#### Exercise objective
Among the records below, find each line that includes the string "JSON" and copy it.

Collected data
_ _ _
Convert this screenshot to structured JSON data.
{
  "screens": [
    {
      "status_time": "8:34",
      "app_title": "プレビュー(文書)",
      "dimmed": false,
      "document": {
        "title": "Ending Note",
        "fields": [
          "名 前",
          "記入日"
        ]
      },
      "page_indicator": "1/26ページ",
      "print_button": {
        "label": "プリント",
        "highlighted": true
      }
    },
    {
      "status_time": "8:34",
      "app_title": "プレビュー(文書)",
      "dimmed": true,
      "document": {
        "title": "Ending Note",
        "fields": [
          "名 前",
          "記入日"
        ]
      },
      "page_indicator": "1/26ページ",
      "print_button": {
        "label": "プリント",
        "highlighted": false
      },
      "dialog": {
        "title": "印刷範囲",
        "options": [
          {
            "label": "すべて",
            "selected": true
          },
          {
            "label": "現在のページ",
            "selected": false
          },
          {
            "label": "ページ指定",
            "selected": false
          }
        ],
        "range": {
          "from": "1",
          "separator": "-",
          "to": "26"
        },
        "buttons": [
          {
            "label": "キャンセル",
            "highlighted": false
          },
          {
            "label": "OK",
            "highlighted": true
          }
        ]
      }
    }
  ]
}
_ _ _
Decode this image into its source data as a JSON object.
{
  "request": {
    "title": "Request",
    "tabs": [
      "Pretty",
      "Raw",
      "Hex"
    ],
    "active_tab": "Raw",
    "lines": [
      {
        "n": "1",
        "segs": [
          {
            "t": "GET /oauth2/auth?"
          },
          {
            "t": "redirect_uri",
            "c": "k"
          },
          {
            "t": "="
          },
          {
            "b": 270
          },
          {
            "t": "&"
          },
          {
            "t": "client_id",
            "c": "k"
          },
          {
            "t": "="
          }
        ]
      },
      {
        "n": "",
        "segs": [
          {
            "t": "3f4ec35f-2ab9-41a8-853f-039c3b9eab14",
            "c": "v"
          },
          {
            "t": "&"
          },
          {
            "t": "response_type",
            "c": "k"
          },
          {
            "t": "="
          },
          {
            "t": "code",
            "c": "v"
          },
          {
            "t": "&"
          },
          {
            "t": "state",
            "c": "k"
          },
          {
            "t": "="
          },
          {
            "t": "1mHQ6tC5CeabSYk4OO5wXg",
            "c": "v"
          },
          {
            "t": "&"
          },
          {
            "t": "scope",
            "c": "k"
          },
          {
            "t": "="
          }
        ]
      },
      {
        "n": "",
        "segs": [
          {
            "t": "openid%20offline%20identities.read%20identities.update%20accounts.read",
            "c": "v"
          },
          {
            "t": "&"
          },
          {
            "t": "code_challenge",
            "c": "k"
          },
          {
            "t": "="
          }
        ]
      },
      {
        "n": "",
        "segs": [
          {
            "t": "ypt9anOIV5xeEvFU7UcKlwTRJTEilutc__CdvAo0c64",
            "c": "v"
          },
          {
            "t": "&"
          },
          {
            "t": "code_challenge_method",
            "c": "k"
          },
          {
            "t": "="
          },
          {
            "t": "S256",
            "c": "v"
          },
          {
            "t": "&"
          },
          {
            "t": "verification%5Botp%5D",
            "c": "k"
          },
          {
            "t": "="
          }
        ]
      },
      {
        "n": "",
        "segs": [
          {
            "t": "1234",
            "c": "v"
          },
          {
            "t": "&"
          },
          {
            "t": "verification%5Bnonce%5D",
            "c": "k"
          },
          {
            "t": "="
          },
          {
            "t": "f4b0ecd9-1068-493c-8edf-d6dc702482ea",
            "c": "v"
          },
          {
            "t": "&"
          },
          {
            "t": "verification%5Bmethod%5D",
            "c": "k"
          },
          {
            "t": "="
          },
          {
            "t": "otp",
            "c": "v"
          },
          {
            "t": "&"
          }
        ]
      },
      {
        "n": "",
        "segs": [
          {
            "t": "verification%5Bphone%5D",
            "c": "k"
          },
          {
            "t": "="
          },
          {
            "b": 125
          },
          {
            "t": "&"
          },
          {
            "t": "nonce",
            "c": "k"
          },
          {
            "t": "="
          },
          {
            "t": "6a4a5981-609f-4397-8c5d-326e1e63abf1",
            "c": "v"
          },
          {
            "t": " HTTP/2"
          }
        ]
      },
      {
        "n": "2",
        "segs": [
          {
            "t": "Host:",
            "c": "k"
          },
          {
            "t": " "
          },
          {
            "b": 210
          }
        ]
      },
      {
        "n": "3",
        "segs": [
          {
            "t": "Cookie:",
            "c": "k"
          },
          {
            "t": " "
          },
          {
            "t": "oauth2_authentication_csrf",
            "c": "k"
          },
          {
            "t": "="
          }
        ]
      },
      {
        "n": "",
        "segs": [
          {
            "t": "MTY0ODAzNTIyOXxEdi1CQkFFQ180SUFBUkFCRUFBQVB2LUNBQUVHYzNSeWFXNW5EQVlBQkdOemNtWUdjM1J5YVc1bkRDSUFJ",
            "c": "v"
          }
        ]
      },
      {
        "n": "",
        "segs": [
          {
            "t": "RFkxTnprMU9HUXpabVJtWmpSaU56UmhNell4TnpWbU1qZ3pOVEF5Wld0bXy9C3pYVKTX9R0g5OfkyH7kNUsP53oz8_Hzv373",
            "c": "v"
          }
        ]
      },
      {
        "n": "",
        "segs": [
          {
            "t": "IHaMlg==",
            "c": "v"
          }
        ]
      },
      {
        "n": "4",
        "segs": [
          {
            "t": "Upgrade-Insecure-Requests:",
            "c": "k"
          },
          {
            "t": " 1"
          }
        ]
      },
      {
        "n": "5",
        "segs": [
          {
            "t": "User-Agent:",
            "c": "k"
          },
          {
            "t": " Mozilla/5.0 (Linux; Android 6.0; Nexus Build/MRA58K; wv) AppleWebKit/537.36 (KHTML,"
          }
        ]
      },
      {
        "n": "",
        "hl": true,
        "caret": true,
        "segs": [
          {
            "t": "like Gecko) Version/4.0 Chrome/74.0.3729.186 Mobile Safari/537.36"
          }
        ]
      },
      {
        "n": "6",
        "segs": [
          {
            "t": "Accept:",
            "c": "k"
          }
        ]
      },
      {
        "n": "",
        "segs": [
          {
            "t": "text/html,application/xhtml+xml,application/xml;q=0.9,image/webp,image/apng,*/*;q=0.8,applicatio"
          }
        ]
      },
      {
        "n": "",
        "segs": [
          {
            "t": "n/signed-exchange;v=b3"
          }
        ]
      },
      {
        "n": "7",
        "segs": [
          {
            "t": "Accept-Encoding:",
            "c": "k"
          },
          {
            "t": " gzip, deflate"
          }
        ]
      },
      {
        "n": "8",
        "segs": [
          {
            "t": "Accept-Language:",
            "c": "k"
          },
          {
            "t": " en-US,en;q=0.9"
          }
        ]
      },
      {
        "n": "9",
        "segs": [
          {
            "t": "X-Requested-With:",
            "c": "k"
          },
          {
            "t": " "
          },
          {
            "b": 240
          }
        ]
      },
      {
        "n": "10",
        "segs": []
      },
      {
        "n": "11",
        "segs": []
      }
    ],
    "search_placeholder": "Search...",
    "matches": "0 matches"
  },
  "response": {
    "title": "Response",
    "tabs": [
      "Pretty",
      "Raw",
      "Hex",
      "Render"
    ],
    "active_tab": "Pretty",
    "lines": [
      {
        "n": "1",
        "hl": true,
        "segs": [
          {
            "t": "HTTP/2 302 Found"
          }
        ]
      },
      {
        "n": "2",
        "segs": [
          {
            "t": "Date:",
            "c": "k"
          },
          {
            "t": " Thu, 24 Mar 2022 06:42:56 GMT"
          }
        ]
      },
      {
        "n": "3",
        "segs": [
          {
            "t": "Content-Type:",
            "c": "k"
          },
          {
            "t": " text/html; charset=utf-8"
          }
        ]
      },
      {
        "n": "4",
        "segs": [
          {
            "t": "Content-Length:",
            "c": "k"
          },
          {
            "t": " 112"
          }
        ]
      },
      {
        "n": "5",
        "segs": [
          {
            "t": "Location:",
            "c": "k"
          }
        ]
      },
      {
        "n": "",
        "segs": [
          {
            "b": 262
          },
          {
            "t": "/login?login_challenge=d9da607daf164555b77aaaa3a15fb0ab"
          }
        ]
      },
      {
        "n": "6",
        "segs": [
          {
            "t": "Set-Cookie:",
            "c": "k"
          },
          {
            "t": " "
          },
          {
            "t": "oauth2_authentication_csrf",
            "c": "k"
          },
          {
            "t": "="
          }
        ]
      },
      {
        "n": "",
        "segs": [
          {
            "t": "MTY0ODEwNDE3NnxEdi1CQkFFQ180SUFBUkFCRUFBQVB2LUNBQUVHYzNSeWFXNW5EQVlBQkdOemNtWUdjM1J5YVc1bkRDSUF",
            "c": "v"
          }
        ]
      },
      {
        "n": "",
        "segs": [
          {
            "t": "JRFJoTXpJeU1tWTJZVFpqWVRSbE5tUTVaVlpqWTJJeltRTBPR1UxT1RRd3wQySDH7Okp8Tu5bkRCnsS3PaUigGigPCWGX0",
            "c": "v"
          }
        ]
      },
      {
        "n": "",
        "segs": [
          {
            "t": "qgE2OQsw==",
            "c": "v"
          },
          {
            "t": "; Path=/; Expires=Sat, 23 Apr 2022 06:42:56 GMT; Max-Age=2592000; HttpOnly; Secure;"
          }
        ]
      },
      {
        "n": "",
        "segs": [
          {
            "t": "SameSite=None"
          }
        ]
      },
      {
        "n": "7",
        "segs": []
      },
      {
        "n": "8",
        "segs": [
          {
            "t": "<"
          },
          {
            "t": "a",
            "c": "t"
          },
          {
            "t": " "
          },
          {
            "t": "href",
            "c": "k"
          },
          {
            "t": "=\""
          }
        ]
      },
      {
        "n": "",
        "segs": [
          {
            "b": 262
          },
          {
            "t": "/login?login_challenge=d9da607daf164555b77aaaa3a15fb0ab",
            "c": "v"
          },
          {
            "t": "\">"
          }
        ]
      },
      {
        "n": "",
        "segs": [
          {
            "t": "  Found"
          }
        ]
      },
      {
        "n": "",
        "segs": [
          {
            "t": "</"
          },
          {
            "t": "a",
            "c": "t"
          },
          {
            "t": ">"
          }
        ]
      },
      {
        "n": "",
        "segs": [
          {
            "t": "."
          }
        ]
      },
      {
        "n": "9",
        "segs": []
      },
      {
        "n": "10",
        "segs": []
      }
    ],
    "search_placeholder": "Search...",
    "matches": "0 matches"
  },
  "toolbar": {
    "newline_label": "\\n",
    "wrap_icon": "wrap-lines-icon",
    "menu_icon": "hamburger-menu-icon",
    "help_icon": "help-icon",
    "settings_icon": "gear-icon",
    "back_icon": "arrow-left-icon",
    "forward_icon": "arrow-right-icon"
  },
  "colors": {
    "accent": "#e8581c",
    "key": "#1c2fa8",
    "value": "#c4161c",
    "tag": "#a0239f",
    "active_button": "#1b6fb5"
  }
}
_ _ _
#### Complete answer
Convert this screenshot to structured JSON data.
Decode this image into its source data as a JSON object.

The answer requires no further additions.